(Collection entries)
§
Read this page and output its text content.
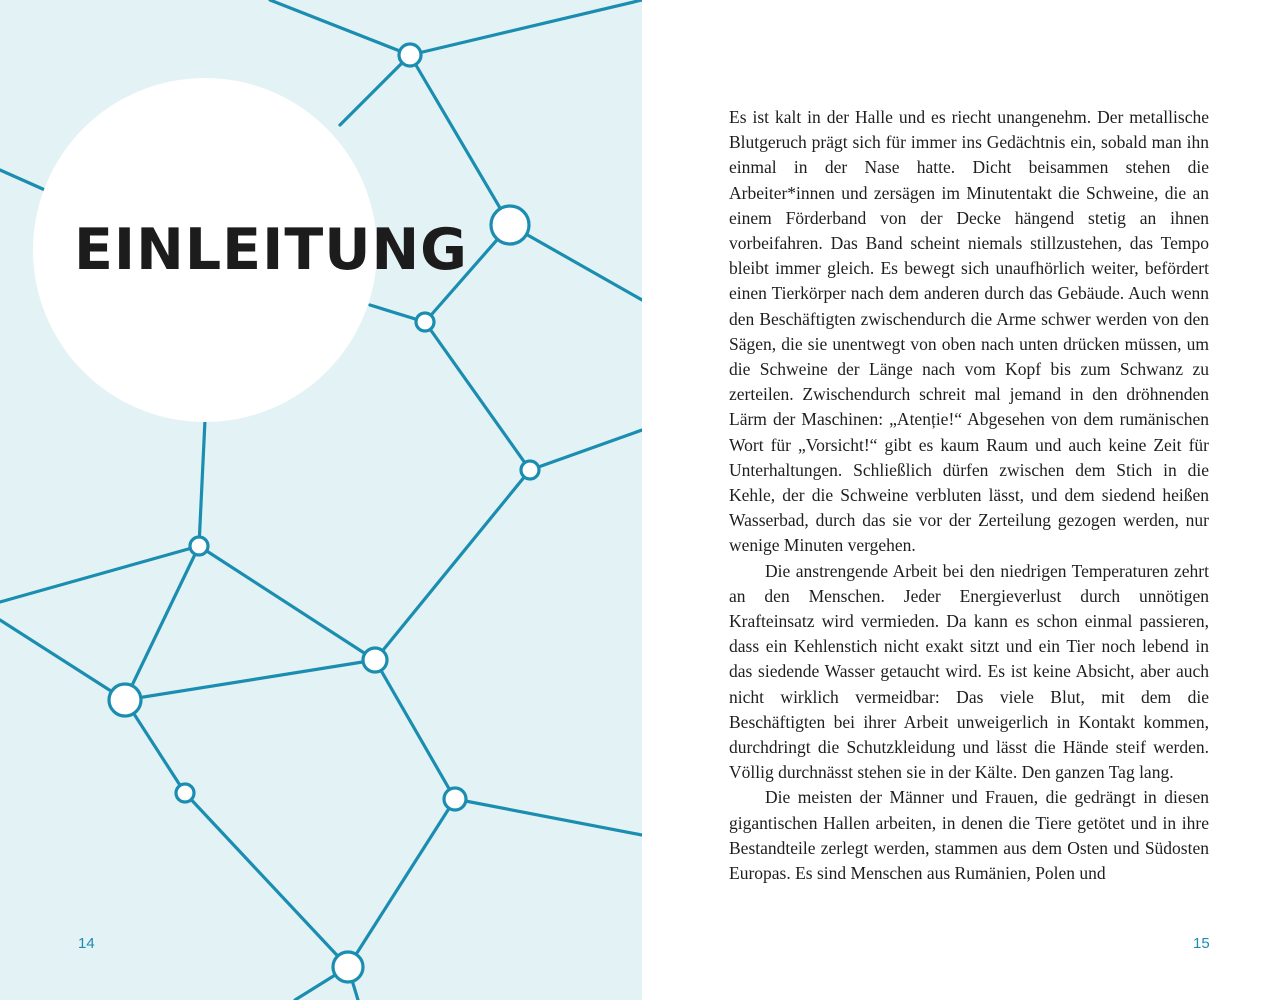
EINLEITUNG

14

Es ist kalt in der Halle und es riecht unangenehm. Der metallische Blutgeruch prägt sich für immer ins Gedächtnis ein, sobald man ihn einmal in der Nase hatte. Dicht beisammen stehen die Arbeiter*innen und zersägen im Minutentakt die Schweine, die an einem Förderband von der Decke hängend stetig an ihnen vorbeifahren. Das Band scheint niemals stillzustehen, das Tempo bleibt immer gleich. Es bewegt sich unaufhörlich weiter, befördert einen Tierkörper nach dem anderen durch das Gebäude. Auch wenn den Beschäftigten zwischendurch die Arme schwer werden von den Sägen, die sie unentwegt von oben nach unten drücken müssen, um die Schweine der Länge nach vom Kopf bis zum Schwanz zu zerteilen. Zwischendurch schreit mal jemand in den dröhnenden Lärm der Maschinen: „Atenție!“ Abgesehen von dem rumänischen Wort für „Vorsicht!“ gibt es kaum Raum und auch keine Zeit für Unterhaltungen. Schließlich dürfen zwischen dem Stich in die Kehle, der die Schweine verbluten lässt, und dem siedend heißen Wasserbad, durch das sie vor der Zerteilung gezogen werden, nur wenige Minuten vergehen.

Die anstrengende Arbeit bei den niedrigen Temperaturen zehrt an den Menschen. Jeder Energieverlust durch unnötigen Krafteinsatz wird vermieden. Da kann es schon einmal passieren, dass ein Kehlenstich nicht exakt sitzt und ein Tier noch lebend in das siedende Wasser getaucht wird. Es ist keine Absicht, aber auch nicht wirklich vermeidbar: Das viele Blut, mit dem die Beschäftigten bei ihrer Arbeit unweigerlich in Kontakt kommen, durchdringt die Schutzkleidung und lässt die Hände steif werden. Völlig durchnässt stehen sie in der Kälte. Den ganzen Tag lang.

Die meisten der Männer und Frauen, die gedrängt in diesen gigantischen Hallen arbeiten, in denen die Tiere getötet und in ihre Bestandteile zerlegt werden, stammen aus dem Osten und Südosten Europas. Es sind Menschen aus Rumänien, Polen und

15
§
▶ **Aim**: Repeat the material exactly as it reads, without any of its pictures.

▶ **Solution to this problem**:
Read this page and output its text content.
EINLEITUNG

14

Es ist kalt in der Halle und es riecht unangenehm. Der metallische Blutgeruch prägt sich für immer ins Gedächtnis ein, sobald man ihn einmal in der Nase hatte. Dicht beisammen stehen die Arbeiter*innen und zersägen im Minutentakt die Schweine, die an einem Förderband von der Decke hängend stetig an ihnen vorbeifahren. Das Band scheint niemals stillzustehen, das Tempo bleibt immer gleich. Es bewegt sich unaufhörlich weiter, befördert einen Tierkörper nach dem anderen durch das Gebäude. Auch wenn den Beschäftigten zwischendurch die Arme schwer werden von den Sägen, die sie unentwegt von oben nach unten drücken müssen, um die Schweine der Länge nach vom Kopf bis zum Schwanz zu zerteilen. Zwischendurch schreit mal jemand in den dröhnenden Lärm der Maschinen: „Atenție!“ Abgesehen von dem rumänischen Wort für „Vorsicht!“ gibt es kaum Raum und auch keine Zeit für Unterhaltungen. Schließlich dürfen zwischen dem Stich in die Kehle, der die Schweine verbluten lässt, und dem siedend heißen Wasserbad, durch das sie vor der Zerteilung gezogen werden, nur wenige Minuten vergehen.

Die anstrengende Arbeit bei den niedrigen Temperaturen zehrt an den Menschen. Jeder Energieverlust durch unnötigen Krafteinsatz wird vermieden. Da kann es schon einmal passieren, dass ein Kehlenstich nicht exakt sitzt und ein Tier noch lebend in das siedende Wasser getaucht wird. Es ist keine Absicht, aber auch nicht wirklich vermeidbar: Das viele Blut, mit dem die Beschäftigten bei ihrer Arbeit unweigerlich in Kontakt kommen, durchdringt die Schutzkleidung und lässt die Hände steif werden. Völlig durchnässt stehen sie in der Kälte. Den ganzen Tag lang.

Die meisten der Männer und Frauen, die gedrängt in diesen gigantischen Hallen arbeiten, in denen die Tiere getötet und in ihre Bestandteile zerlegt werden, stammen aus dem Osten und Südosten Europas. Es sind Menschen aus Rumänien, Polen und

15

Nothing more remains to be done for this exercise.